[Data supplied]
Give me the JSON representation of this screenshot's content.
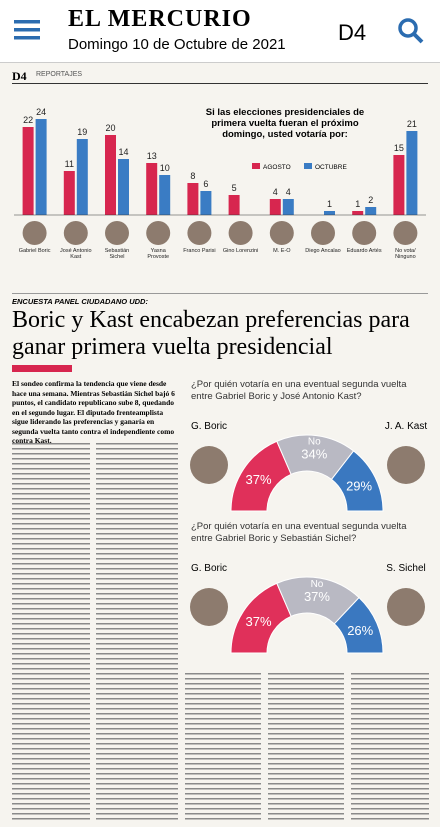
{
  "app_bar": {
    "title": "EL MERCURIO",
    "date": "Domingo 10 de Octubre de 2021",
    "page": "D4"
  },
  "page_header": {
    "page": "D4",
    "section": "REPORTAJES"
  },
  "chart_data": [
    {
      "type": "bar",
      "title": "Si las elecciones presidenciales de primera vuelta fueran el próximo domingo, usted votaría por:",
      "categories": [
        "Gabriel Boric",
        "José Antonio Kast",
        "Sebastián Sichel",
        "Yasna Provoste",
        "Franco Parisi",
        "Gino Lorenzini",
        "M. E-O",
        "Diego Ancalao",
        "Eduardo Artés",
        "No vota/ Ninguno"
      ],
      "series": [
        {
          "name": "AGOSTO",
          "color": "#d7264f",
          "values": [
            22,
            11,
            20,
            13,
            8,
            5,
            4,
            null,
            1,
            15
          ]
        },
        {
          "name": "OCTUBRE",
          "color": "#3a7cc4",
          "values": [
            24,
            19,
            14,
            10,
            6,
            null,
            4,
            1,
            2,
            21
          ]
        }
      ]
    },
    {
      "type": "semicircle",
      "title": "¿Por quién votaría en una eventual segunda vuelta entre Gabriel Boric y José Antonio Kast?",
      "categories": [
        "G. Boric",
        "No",
        "J. A. Kast"
      ],
      "values": [
        37,
        34,
        29
      ],
      "value_labels": [
        "37%",
        "34%",
        "29%"
      ],
      "colors": [
        "#e0305a",
        "#b9b9c3",
        "#3a78c0"
      ]
    },
    {
      "type": "semicircle",
      "title": "¿Por quién votaría en una eventual segunda vuelta entre Gabriel Boric y Sebastián Sichel?",
      "categories": [
        "G. Boric",
        "No",
        "S. Sichel"
      ],
      "values": [
        37,
        37,
        26
      ],
      "value_labels": [
        "37%",
        "37%",
        "26%"
      ],
      "colors": [
        "#e0305a",
        "#b9b9c3",
        "#3a78c0"
      ]
    }
  ],
  "article": {
    "kicker": "ENCUESTA PANEL CIUDADANO UDD:",
    "headline": "Boric y Kast encabezan preferencias para ganar primera vuelta presidencial",
    "lead": "El sondeo confirma la tendencia que viene desde hace una semana. Mientras Sebastián Sichel bajó 6 puntos, el candidato republicano sube 8, quedando en el segundo lugar. El diputado frenteamplista sigue liderando las preferencias y ganaría en segunda vuelta tanto contra el independiente como contra Kast."
  }
}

[Goal]
Reproduce the material above in full and without alteration, but skip all pictures.

[Written solution]
Give me the JSON representation of this screenshot's content.
{
  "app_bar": {
    "title": "EL MERCURIO",
    "date": "Domingo 10 de Octubre de 2021",
    "page": "D4"
  },
  "page_header": {
    "page": "D4",
    "section": "REPORTAJES"
  },
  "chart_data": [
    {
      "type": "bar",
      "title": "Si las elecciones presidenciales de primera vuelta fueran el próximo domingo, usted votaría por:",
      "categories": [
        "Gabriel Boric",
        "José Antonio Kast",
        "Sebastián Sichel",
        "Yasna Provoste",
        "Franco Parisi",
        "Gino Lorenzini",
        "M. E-O",
        "Diego Ancalao",
        "Eduardo Artés",
        "No vota/ Ninguno"
      ],
      "series": [
        {
          "name": "AGOSTO",
          "color": "#d7264f",
          "values": [
            22,
            11,
            20,
            13,
            8,
            5,
            4,
            null,
            1,
            15
          ]
        },
        {
          "name": "OCTUBRE",
          "color": "#3a7cc4",
          "values": [
            24,
            19,
            14,
            10,
            6,
            null,
            4,
            1,
            2,
            21
          ]
        }
      ]
    },
    {
      "type": "semicircle",
      "title": "¿Por quién votaría en una eventual segunda vuelta entre Gabriel Boric y José Antonio Kast?",
      "categories": [
        "G. Boric",
        "No",
        "J. A. Kast"
      ],
      "values": [
        37,
        34,
        29
      ],
      "value_labels": [
        "37%",
        "34%",
        "29%"
      ],
      "colors": [
        "#e0305a",
        "#b9b9c3",
        "#3a78c0"
      ]
    },
    {
      "type": "semicircle",
      "title": "¿Por quién votaría en una eventual segunda vuelta entre Gabriel Boric y Sebastián Sichel?",
      "categories": [
        "G. Boric",
        "No",
        "S. Sichel"
      ],
      "values": [
        37,
        37,
        26
      ],
      "value_labels": [
        "37%",
        "37%",
        "26%"
      ],
      "colors": [
        "#e0305a",
        "#b9b9c3",
        "#3a78c0"
      ]
    }
  ],
  "article": {
    "kicker": "ENCUESTA PANEL CIUDADANO UDD:",
    "headline": "Boric y Kast encabezan preferencias para ganar primera vuelta presidencial",
    "lead": "El sondeo confirma la tendencia que viene desde hace una semana. Mientras Sebastián Sichel bajó 6 puntos, el candidato republicano sube 8, quedando en el segundo lugar. El diputado frenteamplista sigue liderando las preferencias y ganaría en segunda vuelta tanto contra el independiente como contra Kast."
  }
}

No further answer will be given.